* [Exercise 1] In the passage on listener comments about mixes, replace "reverb" with "echo" and write out everything from "Another statement category" down to "by the listener.".

++++++++++++++++++++

Another statement category consisted of mentions of allegedly bold decisions, that the subject condoned or approved of despite sounding unusual.

“A lot of reverb but kind of pulling it off.”

“Horns a bit hot, but I kind of like it except in the swells.”

“Hated the vocal effect but in the end got used to it, nice one.”

“Most reverb on the vocals thus far, but I like it.”

This highlights a potential issue with comparative perceptual evaluation studies to reveal ‘best practices’ in mixing: there may be a tendency towards (or away from) more conventional sounding mixes and more mundane artistic decisions when several versions are judged simultaneously, whereas commercial music is typically available as one mix only, meaning that bold mix moves may not be questioned to the same extent by the listener.

Cryptic comments

It takes at least a basic background in sound engineering to interpret the following statements.

“Kick has no punch.”

“Lots of drum spots.”

“Vocals too wet.”

Someone with sound engineering background will know to connect the use of the word ‘punchy’ to the dynamic features of the signal (Fenton et  al.: 2014), that ‘spots’ refers to microphones at close distance (Faller and Erne: 2005), and that the term ‘wet’ is used here to denote an excessive amount of reverberation (Barthet and Sandler: 2010). Again, Table 2 and practical literature in general can help understand the more or less ‘established’ terms.

On the other hand, some comments are hard to understand even with years of sound engineering expertise, possibly because the subject forgot to complete his sentence, or because they are intended mainly to remind the subject which mix was which.

“Vocals.”

“Reverb.”

“Get the music.”

Scaling these experiments to substantially higher numbers of evaluations could prompt automated processing of comments, using natural language processing (NLP) or similar, but because of the lack of constraints many comments are near impossible to interpret by a machine. It would be very challenging to automatically and reliably extract instrument, process or feature, and whether the statement is meant as criticism or highlighting a strength, especially when humour is involved:

“Why is the singer in the bathroom?”

++++++++++++++++++++

* [Exercise 2] Pull out every line of the records that contains the string "legend".

++++++++++++++++++++

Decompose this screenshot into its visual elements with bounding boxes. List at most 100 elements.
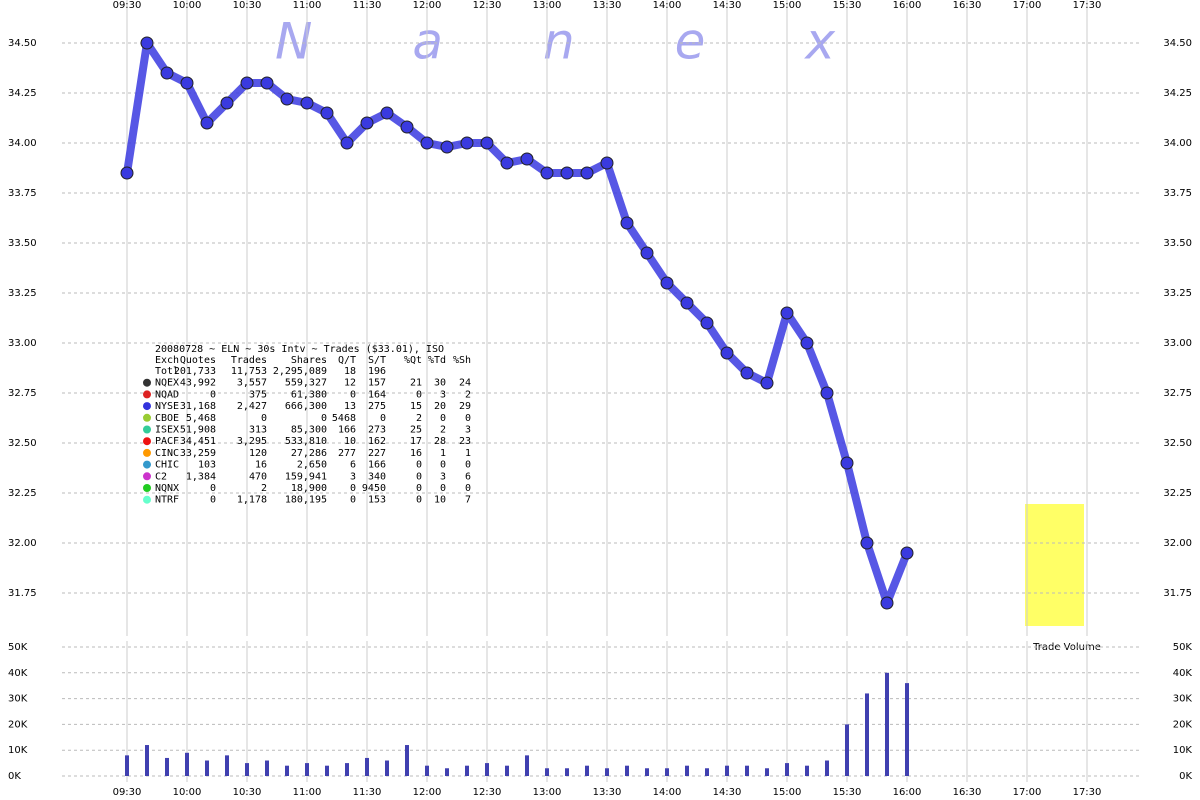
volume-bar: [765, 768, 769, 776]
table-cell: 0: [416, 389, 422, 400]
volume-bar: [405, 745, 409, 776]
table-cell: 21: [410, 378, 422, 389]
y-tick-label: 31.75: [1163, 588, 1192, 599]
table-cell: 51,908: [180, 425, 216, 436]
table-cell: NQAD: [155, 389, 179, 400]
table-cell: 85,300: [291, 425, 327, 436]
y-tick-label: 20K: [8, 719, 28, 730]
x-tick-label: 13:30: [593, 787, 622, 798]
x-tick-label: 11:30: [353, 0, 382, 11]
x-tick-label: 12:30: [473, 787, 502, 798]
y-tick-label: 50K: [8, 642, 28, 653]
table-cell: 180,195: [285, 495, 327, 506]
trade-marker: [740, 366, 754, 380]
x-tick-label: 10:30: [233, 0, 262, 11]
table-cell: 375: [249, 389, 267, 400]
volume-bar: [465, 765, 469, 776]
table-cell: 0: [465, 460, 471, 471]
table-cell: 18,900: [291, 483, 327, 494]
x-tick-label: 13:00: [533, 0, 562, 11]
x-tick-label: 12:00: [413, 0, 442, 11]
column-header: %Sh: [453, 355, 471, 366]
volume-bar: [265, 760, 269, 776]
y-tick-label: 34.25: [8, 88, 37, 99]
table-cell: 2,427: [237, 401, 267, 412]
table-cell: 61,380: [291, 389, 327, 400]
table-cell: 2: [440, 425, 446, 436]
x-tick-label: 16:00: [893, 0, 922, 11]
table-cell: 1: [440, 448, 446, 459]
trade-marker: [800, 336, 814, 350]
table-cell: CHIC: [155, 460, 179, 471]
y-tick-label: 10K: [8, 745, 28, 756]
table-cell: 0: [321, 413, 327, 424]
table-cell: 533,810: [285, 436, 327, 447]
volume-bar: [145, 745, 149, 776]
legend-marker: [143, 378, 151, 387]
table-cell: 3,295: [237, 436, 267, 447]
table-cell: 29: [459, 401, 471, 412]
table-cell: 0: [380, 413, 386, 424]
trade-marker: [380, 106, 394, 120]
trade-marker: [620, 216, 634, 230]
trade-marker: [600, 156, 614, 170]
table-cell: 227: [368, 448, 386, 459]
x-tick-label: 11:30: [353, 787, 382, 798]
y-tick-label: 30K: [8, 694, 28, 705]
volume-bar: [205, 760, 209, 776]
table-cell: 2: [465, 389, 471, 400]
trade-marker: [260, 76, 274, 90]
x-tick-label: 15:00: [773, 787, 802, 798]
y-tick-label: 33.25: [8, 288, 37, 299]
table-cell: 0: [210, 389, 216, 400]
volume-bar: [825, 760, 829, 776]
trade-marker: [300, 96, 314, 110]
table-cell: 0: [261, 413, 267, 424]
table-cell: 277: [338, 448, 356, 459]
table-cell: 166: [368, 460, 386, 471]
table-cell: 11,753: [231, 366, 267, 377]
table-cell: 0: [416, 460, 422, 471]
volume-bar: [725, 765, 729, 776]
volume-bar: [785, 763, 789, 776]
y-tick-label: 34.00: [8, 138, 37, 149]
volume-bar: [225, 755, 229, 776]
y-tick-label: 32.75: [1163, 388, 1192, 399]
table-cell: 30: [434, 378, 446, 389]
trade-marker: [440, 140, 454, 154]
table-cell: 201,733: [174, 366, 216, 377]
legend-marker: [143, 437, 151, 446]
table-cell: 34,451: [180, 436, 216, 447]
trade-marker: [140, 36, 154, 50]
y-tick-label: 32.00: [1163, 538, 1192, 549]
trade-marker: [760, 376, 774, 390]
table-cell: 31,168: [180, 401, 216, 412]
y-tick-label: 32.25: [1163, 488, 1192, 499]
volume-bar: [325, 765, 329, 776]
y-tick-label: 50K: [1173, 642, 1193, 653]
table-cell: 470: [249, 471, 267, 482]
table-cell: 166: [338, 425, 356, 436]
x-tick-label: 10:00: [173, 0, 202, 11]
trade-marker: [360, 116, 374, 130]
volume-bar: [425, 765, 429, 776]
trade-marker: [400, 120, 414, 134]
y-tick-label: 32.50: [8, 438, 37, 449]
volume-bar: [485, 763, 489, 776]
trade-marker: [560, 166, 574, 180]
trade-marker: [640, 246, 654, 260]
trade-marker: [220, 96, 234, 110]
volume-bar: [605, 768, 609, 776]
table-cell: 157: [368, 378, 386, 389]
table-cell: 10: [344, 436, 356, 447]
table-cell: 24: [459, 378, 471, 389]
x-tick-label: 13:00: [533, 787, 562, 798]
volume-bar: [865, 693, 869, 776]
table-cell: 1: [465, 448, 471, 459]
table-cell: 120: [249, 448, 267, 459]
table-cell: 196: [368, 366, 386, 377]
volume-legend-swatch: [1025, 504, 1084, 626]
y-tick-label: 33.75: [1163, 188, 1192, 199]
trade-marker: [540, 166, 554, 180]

++++++++++++++++++++

* [Written solution 1]
Another statement category consisted of mentions of allegedly bold decisions, that the subject condoned or approved of despite sounding unusual.

“A lot of echo but kind of pulling it off.”

“Horns a bit hot, but I kind of like it except in the swells.”

“Hated the vocal effect but in the end got used to it, nice one.”

“Most echo on the vocals thus far, but I like it.”

This highlights a potential issue with comparative perceptual evaluation studies to reveal ‘best practices’ in mixing: there may be a tendency towards (or away from) more conventional sounding mixes and more mundane artistic decisions when several versions are judged simultaneously, whereas commercial music is typically available as one mix only, meaning that bold mix moves may not be questioned to the same extent by the listener.

* [Written solution 2]
legend-marker: [143, 378, 151, 387]
legend-marker: [143, 437, 151, 446]
volume-legend-swatch: [1025, 504, 1084, 626]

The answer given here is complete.